= What is being asked =
Repeat everything in the material exactly.

= Input records =

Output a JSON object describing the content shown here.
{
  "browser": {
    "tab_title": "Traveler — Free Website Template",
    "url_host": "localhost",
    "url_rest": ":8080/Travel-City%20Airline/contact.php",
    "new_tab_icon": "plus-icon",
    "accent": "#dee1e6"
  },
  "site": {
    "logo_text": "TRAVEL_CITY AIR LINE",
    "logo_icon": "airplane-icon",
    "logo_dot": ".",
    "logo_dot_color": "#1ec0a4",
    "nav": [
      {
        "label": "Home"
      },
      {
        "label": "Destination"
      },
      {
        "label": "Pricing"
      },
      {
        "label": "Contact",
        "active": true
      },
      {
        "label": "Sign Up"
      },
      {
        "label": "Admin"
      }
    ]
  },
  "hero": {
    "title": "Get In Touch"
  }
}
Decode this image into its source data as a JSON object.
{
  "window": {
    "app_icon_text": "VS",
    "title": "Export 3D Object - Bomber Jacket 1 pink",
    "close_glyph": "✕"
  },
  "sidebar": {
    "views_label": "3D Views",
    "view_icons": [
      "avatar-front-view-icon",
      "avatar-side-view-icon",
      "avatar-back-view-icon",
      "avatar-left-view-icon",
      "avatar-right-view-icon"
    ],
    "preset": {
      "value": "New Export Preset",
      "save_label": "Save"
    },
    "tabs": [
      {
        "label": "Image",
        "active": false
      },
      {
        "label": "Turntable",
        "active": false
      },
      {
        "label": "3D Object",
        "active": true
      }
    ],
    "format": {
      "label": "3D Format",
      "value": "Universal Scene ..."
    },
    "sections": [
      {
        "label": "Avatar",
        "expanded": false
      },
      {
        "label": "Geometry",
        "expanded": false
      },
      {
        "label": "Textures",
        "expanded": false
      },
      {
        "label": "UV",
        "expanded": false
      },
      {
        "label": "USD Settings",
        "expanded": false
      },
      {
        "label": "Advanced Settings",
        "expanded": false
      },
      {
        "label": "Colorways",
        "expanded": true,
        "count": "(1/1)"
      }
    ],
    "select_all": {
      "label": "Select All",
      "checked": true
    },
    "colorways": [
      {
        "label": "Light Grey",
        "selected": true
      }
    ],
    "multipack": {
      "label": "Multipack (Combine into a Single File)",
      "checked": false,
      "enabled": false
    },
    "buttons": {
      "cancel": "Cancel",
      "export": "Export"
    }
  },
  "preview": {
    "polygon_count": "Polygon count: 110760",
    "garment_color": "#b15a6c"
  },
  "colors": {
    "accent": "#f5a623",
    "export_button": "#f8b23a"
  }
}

= Exercise answer =
Output a JSON object describing the content shown here.
{
  "browser": {
    "tab_title": "Traveler — Free Website Template",
    "url_host": "localhost",
    "url_rest": ":8080/Travel-City%20Airline/contact.php",
    "new_tab_icon": "plus-icon",
    "accent": "#dee1e6"
  },
  "site": {
    "logo_text": "TRAVEL_CITY AIR LINE",
    "logo_icon": "airplane-icon",
    "logo_dot": ".",
    "logo_dot_color": "#1ec0a4",
    "nav": [
      {
        "label": "Home"
      },
      {
        "label": "Destination"
      },
      {
        "label": "Pricing"
      },
      {
        "label": "Contact",
        "active": true
      },
      {
        "label": "Sign Up"
      },
      {
        "label": "Admin"
      }
    ]
  },
  "hero": {
    "title": "Get In Touch"
  }
}
Decode this image into its source data as a JSON object.
{
  "window": {
    "app_icon_text": "VS",
    "title": "Export 3D Object - Bomber Jacket 1 pink",
    "close_glyph": "✕"
  },
  "sidebar": {
    "views_label": "3D Views",
    "view_icons": [
      "avatar-front-view-icon",
      "avatar-side-view-icon",
      "avatar-back-view-icon",
      "avatar-left-view-icon",
      "avatar-right-view-icon"
    ],
    "preset": {
      "value": "New Export Preset",
      "save_label": "Save"
    },
    "tabs": [
      {
        "label": "Image",
        "active": false
      },
      {
        "label": "Turntable",
        "active": false
      },
      {
        "label": "3D Object",
        "active": true
      }
    ],
    "format": {
      "label": "3D Format",
      "value": "Universal Scene ..."
    },
    "sections": [
      {
        "label": "Avatar",
        "expanded": false
      },
      {
        "label": "Geometry",
        "expanded": false
      },
      {
        "label": "Textures",
        "expanded": false
      },
      {
        "label": "UV",
        "expanded": false
      },
      {
        "label": "USD Settings",
        "expanded": false
      },
      {
        "label": "Advanced Settings",
        "expanded": false
      },
      {
        "label": "Colorways",
        "expanded": true,
        "count": "(1/1)"
      }
    ],
    "select_all": {
      "label": "Select All",
      "checked": true
    },
    "colorways": [
      {
        "label": "Light Grey",
        "selected": true
      }
    ],
    "multipack": {
      "label": "Multipack (Combine into a Single File)",
      "checked": false,
      "enabled": false
    },
    "buttons": {
      "cancel": "Cancel",
      "export": "Export"
    }
  },
  "preview": {
    "polygon_count": "Polygon count: 110760",
    "garment_color": "#b15a6c"
  },
  "colors": {
    "accent": "#f5a623",
    "export_button": "#f8b23a"
  }
}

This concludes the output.